EXERCISE OBJECTIVE: Transcribe each line of the records below exactly, excluding any embedded images.

EXTRACTED INFORMATION:
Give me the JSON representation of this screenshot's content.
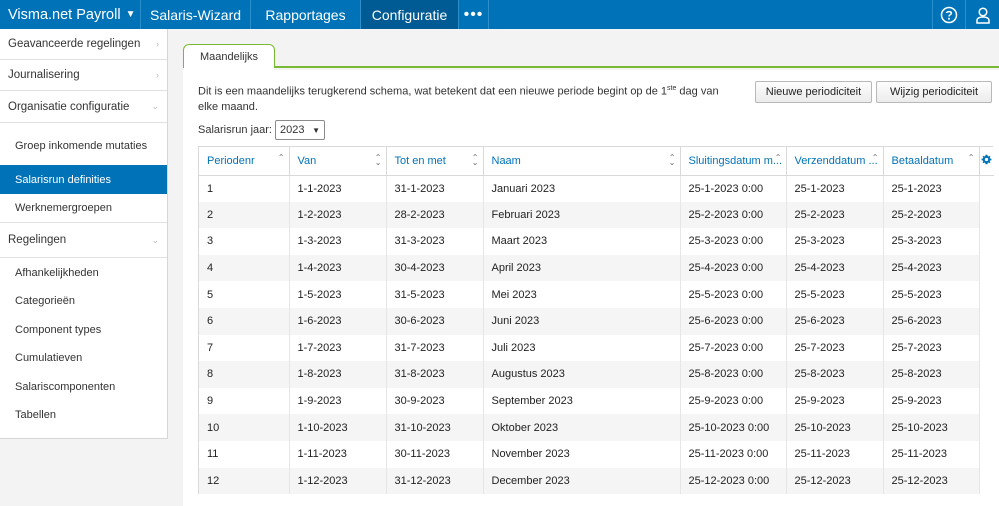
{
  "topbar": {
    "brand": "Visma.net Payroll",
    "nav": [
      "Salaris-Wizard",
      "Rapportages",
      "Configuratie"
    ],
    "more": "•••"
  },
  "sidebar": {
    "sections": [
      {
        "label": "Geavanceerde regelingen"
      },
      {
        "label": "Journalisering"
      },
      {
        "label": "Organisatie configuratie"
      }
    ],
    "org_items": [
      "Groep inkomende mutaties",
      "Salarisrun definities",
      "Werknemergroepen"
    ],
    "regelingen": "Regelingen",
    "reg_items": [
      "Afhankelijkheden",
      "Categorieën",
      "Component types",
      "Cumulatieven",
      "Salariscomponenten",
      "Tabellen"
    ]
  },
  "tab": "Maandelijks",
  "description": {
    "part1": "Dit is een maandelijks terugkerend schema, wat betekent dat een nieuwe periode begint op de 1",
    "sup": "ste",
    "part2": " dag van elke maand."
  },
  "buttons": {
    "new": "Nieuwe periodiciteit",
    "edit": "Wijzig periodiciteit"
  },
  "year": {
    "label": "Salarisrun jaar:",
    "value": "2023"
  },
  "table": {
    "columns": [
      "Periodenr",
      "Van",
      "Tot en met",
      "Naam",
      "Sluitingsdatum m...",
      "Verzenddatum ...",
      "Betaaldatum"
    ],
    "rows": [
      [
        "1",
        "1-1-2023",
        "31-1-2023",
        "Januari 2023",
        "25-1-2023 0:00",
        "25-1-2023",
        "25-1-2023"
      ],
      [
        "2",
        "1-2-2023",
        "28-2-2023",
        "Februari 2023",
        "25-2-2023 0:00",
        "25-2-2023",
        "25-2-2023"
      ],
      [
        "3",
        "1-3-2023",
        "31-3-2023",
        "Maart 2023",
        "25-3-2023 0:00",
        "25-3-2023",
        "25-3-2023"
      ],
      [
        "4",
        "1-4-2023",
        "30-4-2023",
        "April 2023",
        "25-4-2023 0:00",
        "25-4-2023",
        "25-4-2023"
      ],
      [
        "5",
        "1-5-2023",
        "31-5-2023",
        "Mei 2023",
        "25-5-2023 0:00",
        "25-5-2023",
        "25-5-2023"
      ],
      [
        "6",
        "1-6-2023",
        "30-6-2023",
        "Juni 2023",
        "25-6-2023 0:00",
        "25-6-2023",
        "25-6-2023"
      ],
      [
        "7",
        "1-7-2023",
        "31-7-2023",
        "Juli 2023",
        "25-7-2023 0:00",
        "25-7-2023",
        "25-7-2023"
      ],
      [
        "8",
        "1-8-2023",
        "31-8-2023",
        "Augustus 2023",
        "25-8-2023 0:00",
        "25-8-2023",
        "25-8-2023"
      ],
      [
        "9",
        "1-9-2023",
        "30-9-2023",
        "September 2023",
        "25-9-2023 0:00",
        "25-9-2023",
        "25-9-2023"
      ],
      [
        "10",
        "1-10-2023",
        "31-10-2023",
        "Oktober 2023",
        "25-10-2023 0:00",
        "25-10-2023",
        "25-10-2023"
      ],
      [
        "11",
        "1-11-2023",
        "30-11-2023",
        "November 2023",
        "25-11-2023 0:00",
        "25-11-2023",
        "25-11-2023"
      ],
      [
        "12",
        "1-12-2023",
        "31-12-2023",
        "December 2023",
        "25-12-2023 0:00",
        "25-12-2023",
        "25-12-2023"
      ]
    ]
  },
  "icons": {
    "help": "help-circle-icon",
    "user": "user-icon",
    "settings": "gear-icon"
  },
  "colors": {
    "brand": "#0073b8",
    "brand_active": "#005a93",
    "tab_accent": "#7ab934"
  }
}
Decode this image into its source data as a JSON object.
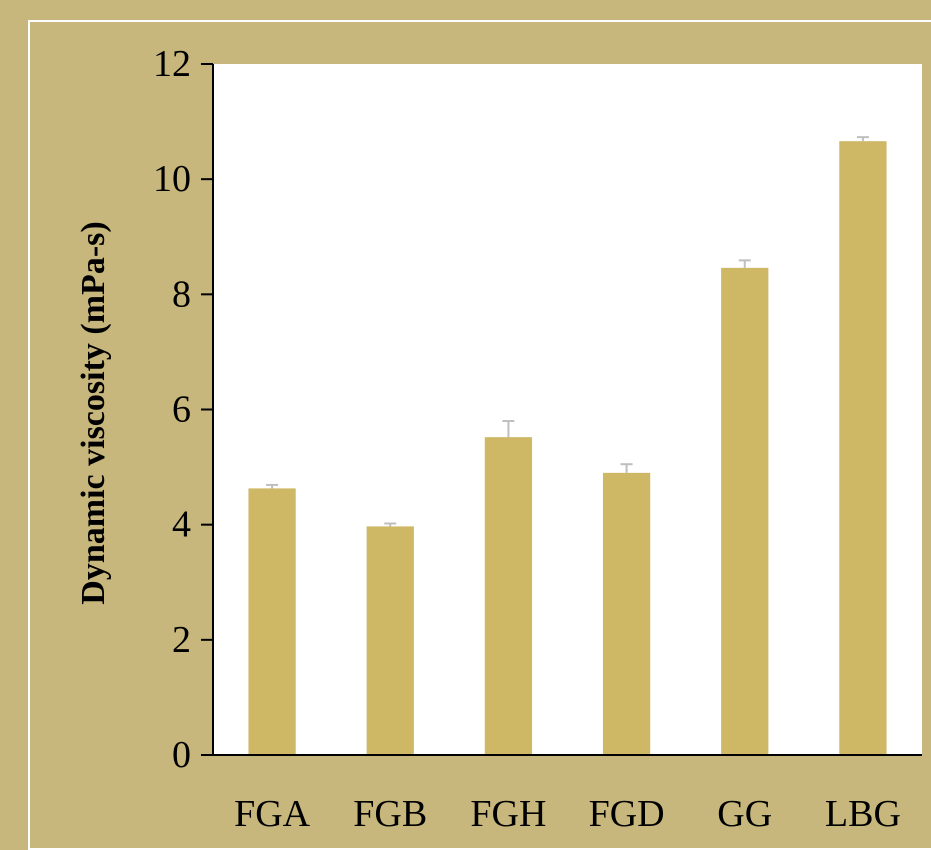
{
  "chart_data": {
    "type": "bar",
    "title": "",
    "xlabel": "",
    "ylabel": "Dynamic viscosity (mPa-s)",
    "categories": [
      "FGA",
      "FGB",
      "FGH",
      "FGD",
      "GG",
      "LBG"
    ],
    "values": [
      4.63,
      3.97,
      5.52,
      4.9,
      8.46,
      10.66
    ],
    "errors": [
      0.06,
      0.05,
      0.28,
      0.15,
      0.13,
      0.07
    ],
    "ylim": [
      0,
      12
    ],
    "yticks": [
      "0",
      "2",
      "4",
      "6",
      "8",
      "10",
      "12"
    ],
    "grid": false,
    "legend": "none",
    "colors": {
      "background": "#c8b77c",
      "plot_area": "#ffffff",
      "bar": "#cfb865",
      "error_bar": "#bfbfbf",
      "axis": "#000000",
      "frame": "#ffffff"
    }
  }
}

RESULT BELOW:
Give me the JSON representation of this screenshot's content.
{
  "topbar": {
    "brand": "Visma.net Payroll",
    "nav": [
      "Salaris-Wizard",
      "Rapportages",
      "Configuratie"
    ],
    "more": "•••"
  },
  "sidebar": {
    "sections": [
      {
        "label": "Geavanceerde regelingen"
      },
      {
        "label": "Journalisering"
      },
      {
        "label": "Organisatie configuratie"
      }
    ],
    "org_items": [
      "Groep inkomende mutaties",
      "Salarisrun definities",
      "Werknemergroepen"
    ],
    "regelingen": "Regelingen",
    "reg_items": [
      "Afhankelijkheden",
      "Categorieën",
      "Component types",
      "Cumulatieven",
      "Salariscomponenten",
      "Tabellen"
    ]
  },
  "tab": "Maandelijks",
  "description": {
    "part1": "Dit is een maandelijks terugkerend schema, wat betekent dat een nieuwe periode begint op de 1",
    "sup": "ste",
    "part2": " dag van elke maand."
  },
  "buttons": {
    "new": "Nieuwe periodiciteit",
    "edit": "Wijzig periodiciteit"
  },
  "year": {
    "label": "Salarisrun jaar:",
    "value": "2023"
  },
  "table": {
    "columns": [
      "Periodenr",
      "Van",
      "Tot en met",
      "Naam",
      "Sluitingsdatum m...",
      "Verzenddatum ...",
      "Betaaldatum"
    ],
    "rows": [
      [
        "1",
        "1-1-2023",
        "31-1-2023",
        "Januari 2023",
        "25-1-2023 0:00",
        "25-1-2023",
        "25-1-2023"
      ],
      [
        "2",
        "1-2-2023",
        "28-2-2023",
        "Februari 2023",
        "25-2-2023 0:00",
        "25-2-2023",
        "25-2-2023"
      ],
      [
        "3",
        "1-3-2023",
        "31-3-2023",
        "Maart 2023",
        "25-3-2023 0:00",
        "25-3-2023",
        "25-3-2023"
      ],
      [
        "4",
        "1-4-2023",
        "30-4-2023",
        "April 2023",
        "25-4-2023 0:00",
        "25-4-2023",
        "25-4-2023"
      ],
      [
        "5",
        "1-5-2023",
        "31-5-2023",
        "Mei 2023",
        "25-5-2023 0:00",
        "25-5-2023",
        "25-5-2023"
      ],
      [
        "6",
        "1-6-2023",
        "30-6-2023",
        "Juni 2023",
        "25-6-2023 0:00",
        "25-6-2023",
        "25-6-2023"
      ],
      [
        "7",
        "1-7-2023",
        "31-7-2023",
        "Juli 2023",
        "25-7-2023 0:00",
        "25-7-2023",
        "25-7-2023"
      ],
      [
        "8",
        "1-8-2023",
        "31-8-2023",
        "Augustus 2023",
        "25-8-2023 0:00",
        "25-8-2023",
        "25-8-2023"
      ],
      [
        "9",
        "1-9-2023",
        "30-9-2023",
        "September 2023",
        "25-9-2023 0:00",
        "25-9-2023",
        "25-9-2023"
      ],
      [
        "10",
        "1-10-2023",
        "31-10-2023",
        "Oktober 2023",
        "25-10-2023 0:00",
        "25-10-2023",
        "25-10-2023"
      ],
      [
        "11",
        "1-11-2023",
        "30-11-2023",
        "November 2023",
        "25-11-2023 0:00",
        "25-11-2023",
        "25-11-2023"
      ],
      [
        "12",
        "1-12-2023",
        "31-12-2023",
        "December 2023",
        "25-12-2023 0:00",
        "25-12-2023",
        "25-12-2023"
      ]
    ]
  },
  "icons": {
    "help": "help-circle-icon",
    "user": "user-icon",
    "settings": "gear-icon"
  },
  "colors": {
    "brand": "#0073b8",
    "brand_active": "#005a93",
    "tab_accent": "#7ab934"
  }
}
Decode this image into its source data as a JSON object.
{
  "chart_data": {
    "type": "bar",
    "title": "",
    "xlabel": "",
    "ylabel": "Dynamic viscosity (mPa-s)",
    "categories": [
      "FGA",
      "FGB",
      "FGH",
      "FGD",
      "GG",
      "LBG"
    ],
    "values": [
      4.63,
      3.97,
      5.52,
      4.9,
      8.46,
      10.66
    ],
    "errors": [
      0.06,
      0.05,
      0.28,
      0.15,
      0.13,
      0.07
    ],
    "ylim": [
      0,
      12
    ],
    "yticks": [
      "0",
      "2",
      "4",
      "6",
      "8",
      "10",
      "12"
    ],
    "grid": false,
    "legend": "none",
    "colors": {
      "background": "#c8b77c",
      "plot_area": "#ffffff",
      "bar": "#cfb865",
      "error_bar": "#bfbfbf",
      "axis": "#000000",
      "frame": "#ffffff"
    }
  }
}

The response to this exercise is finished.